**Task directions:** Set the listing down unchanged, minus every embedded image.

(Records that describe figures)
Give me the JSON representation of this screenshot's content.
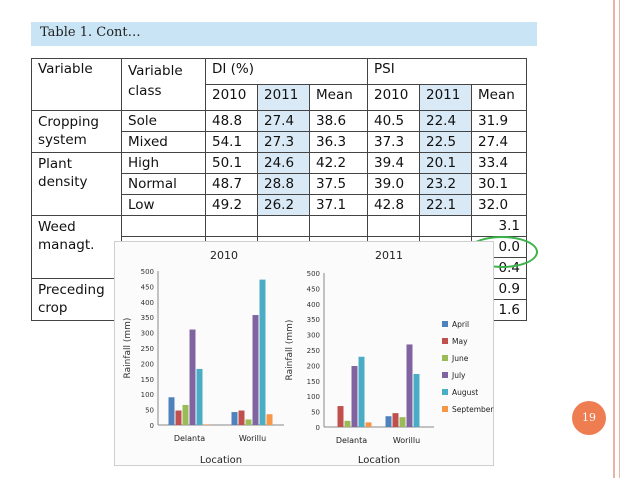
{
  "caption": "Table 1. Cont…",
  "page_number": "19",
  "table": {
    "header": {
      "variable": "Variable",
      "variable_class": "Variable class",
      "di": "DI (%)",
      "psi": "PSI"
    },
    "subheaders": [
      "2010",
      "2011",
      "Mean",
      "2010",
      "2011",
      "Mean"
    ],
    "groups": [
      {
        "name": "Cropping system",
        "rows": [
          {
            "class": "Sole",
            "values": [
              "48.8",
              "27.4",
              "38.6",
              "40.5",
              "22.4",
              "31.9"
            ]
          },
          {
            "class": "Mixed",
            "values": [
              "54.1",
              "27.3",
              "36.3",
              "37.3",
              "22.5",
              "27.4"
            ]
          }
        ]
      },
      {
        "name": "Plant density",
        "rows": [
          {
            "class": "High",
            "values": [
              "50.1",
              "24.6",
              "42.2",
              "39.4",
              "20.1",
              "33.4"
            ]
          },
          {
            "class": "Normal",
            "values": [
              "48.7",
              "28.8",
              "37.5",
              "39.0",
              "23.2",
              "30.1"
            ]
          },
          {
            "class": "Low",
            "values": [
              "49.2",
              "26.2",
              "37.1",
              "42.8",
              "22.1",
              "32.0"
            ]
          }
        ]
      },
      {
        "name": "Weed managt.",
        "rows": [
          {
            "class": "",
            "values": [
              "",
              "",
              "",
              "",
              "",
              "3.1"
            ]
          },
          {
            "class": "",
            "values": [
              "",
              "",
              "",
              "",
              "",
              "0.0"
            ]
          },
          {
            "class": "",
            "values": [
              "",
              "",
              "",
              "",
              "",
              "0.4"
            ]
          }
        ]
      },
      {
        "name": "Preceding crop",
        "rows": [
          {
            "class": "",
            "values": [
              "",
              "",
              "",
              "",
              "",
              "0.9"
            ]
          },
          {
            "class": "",
            "values": [
              "",
              "",
              "",
              "",
              "",
              "1.6"
            ]
          }
        ]
      }
    ]
  },
  "colors": {
    "caption_bg": "#c9e4f4",
    "highlight_bg": "#d9eaf6",
    "ellipse": "#3cb44b",
    "badge": "#ef7d52",
    "months": {
      "April": "#4f81bd",
      "May": "#c0504d",
      "June": "#9bbb59",
      "July": "#8064a2",
      "August": "#4bacc6",
      "September": "#f79646"
    }
  },
  "chart_data": [
    {
      "type": "bar",
      "title": "2010",
      "xlabel": "Location",
      "ylabel": "Rainfall (mm)",
      "ylim": [
        0,
        500
      ],
      "yticks": [
        "0",
        "50",
        "100",
        "150",
        "200",
        "250",
        "300",
        "350",
        "400",
        "450",
        "500"
      ],
      "categories": [
        "Delanta",
        "Worillu"
      ],
      "series": [
        {
          "name": "April",
          "values": [
            90,
            42
          ]
        },
        {
          "name": "May",
          "values": [
            47,
            47
          ]
        },
        {
          "name": "June",
          "values": [
            65,
            18
          ]
        },
        {
          "name": "July",
          "values": [
            310,
            357
          ]
        },
        {
          "name": "August",
          "values": [
            182,
            472
          ]
        },
        {
          "name": "September",
          "values": [
            2,
            35
          ]
        }
      ]
    },
    {
      "type": "bar",
      "title": "2011",
      "xlabel": "Location",
      "ylabel": "Rainfall (mm)",
      "ylim": [
        0,
        500
      ],
      "yticks": [
        "0",
        "50",
        "100",
        "150",
        "200",
        "250",
        "300",
        "350",
        "400",
        "450",
        "500"
      ],
      "categories": [
        "Delanta",
        "Worillu"
      ],
      "series": [
        {
          "name": "April",
          "values": [
            0,
            35
          ]
        },
        {
          "name": "May",
          "values": [
            68,
            45
          ]
        },
        {
          "name": "June",
          "values": [
            20,
            32
          ]
        },
        {
          "name": "July",
          "values": [
            198,
            268
          ]
        },
        {
          "name": "August",
          "values": [
            228,
            172
          ]
        },
        {
          "name": "September",
          "values": [
            15,
            0
          ]
        }
      ]
    }
  ]
}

**Answer to this task:**
Give me the JSON representation of this screenshot's content.
{
  "caption": "Table 1. Cont…",
  "page_number": "19",
  "table": {
    "header": {
      "variable": "Variable",
      "variable_class": "Variable class",
      "di": "DI (%)",
      "psi": "PSI"
    },
    "subheaders": [
      "2010",
      "2011",
      "Mean",
      "2010",
      "2011",
      "Mean"
    ],
    "groups": [
      {
        "name": "Cropping system",
        "rows": [
          {
            "class": "Sole",
            "values": [
              "48.8",
              "27.4",
              "38.6",
              "40.5",
              "22.4",
              "31.9"
            ]
          },
          {
            "class": "Mixed",
            "values": [
              "54.1",
              "27.3",
              "36.3",
              "37.3",
              "22.5",
              "27.4"
            ]
          }
        ]
      },
      {
        "name": "Plant density",
        "rows": [
          {
            "class": "High",
            "values": [
              "50.1",
              "24.6",
              "42.2",
              "39.4",
              "20.1",
              "33.4"
            ]
          },
          {
            "class": "Normal",
            "values": [
              "48.7",
              "28.8",
              "37.5",
              "39.0",
              "23.2",
              "30.1"
            ]
          },
          {
            "class": "Low",
            "values": [
              "49.2",
              "26.2",
              "37.1",
              "42.8",
              "22.1",
              "32.0"
            ]
          }
        ]
      },
      {
        "name": "Weed managt.",
        "rows": [
          {
            "class": "",
            "values": [
              "",
              "",
              "",
              "",
              "",
              "3.1"
            ]
          },
          {
            "class": "",
            "values": [
              "",
              "",
              "",
              "",
              "",
              "0.0"
            ]
          },
          {
            "class": "",
            "values": [
              "",
              "",
              "",
              "",
              "",
              "0.4"
            ]
          }
        ]
      },
      {
        "name": "Preceding crop",
        "rows": [
          {
            "class": "",
            "values": [
              "",
              "",
              "",
              "",
              "",
              "0.9"
            ]
          },
          {
            "class": "",
            "values": [
              "",
              "",
              "",
              "",
              "",
              "1.6"
            ]
          }
        ]
      }
    ]
  },
  "colors": {
    "caption_bg": "#c9e4f4",
    "highlight_bg": "#d9eaf6",
    "ellipse": "#3cb44b",
    "badge": "#ef7d52",
    "months": {
      "April": "#4f81bd",
      "May": "#c0504d",
      "June": "#9bbb59",
      "July": "#8064a2",
      "August": "#4bacc6",
      "September": "#f79646"
    }
  },
  "chart_data": [
    {
      "type": "bar",
      "title": "2010",
      "xlabel": "Location",
      "ylabel": "Rainfall (mm)",
      "ylim": [
        0,
        500
      ],
      "yticks": [
        "0",
        "50",
        "100",
        "150",
        "200",
        "250",
        "300",
        "350",
        "400",
        "450",
        "500"
      ],
      "categories": [
        "Delanta",
        "Worillu"
      ],
      "series": [
        {
          "name": "April",
          "values": [
            90,
            42
          ]
        },
        {
          "name": "May",
          "values": [
            47,
            47
          ]
        },
        {
          "name": "June",
          "values": [
            65,
            18
          ]
        },
        {
          "name": "July",
          "values": [
            310,
            357
          ]
        },
        {
          "name": "August",
          "values": [
            182,
            472
          ]
        },
        {
          "name": "September",
          "values": [
            2,
            35
          ]
        }
      ]
    },
    {
      "type": "bar",
      "title": "2011",
      "xlabel": "Location",
      "ylabel": "Rainfall (mm)",
      "ylim": [
        0,
        500
      ],
      "yticks": [
        "0",
        "50",
        "100",
        "150",
        "200",
        "250",
        "300",
        "350",
        "400",
        "450",
        "500"
      ],
      "categories": [
        "Delanta",
        "Worillu"
      ],
      "series": [
        {
          "name": "April",
          "values": [
            0,
            35
          ]
        },
        {
          "name": "May",
          "values": [
            68,
            45
          ]
        },
        {
          "name": "June",
          "values": [
            20,
            32
          ]
        },
        {
          "name": "July",
          "values": [
            198,
            268
          ]
        },
        {
          "name": "August",
          "values": [
            228,
            172
          ]
        },
        {
          "name": "September",
          "values": [
            15,
            0
          ]
        }
      ]
    }
  ]
}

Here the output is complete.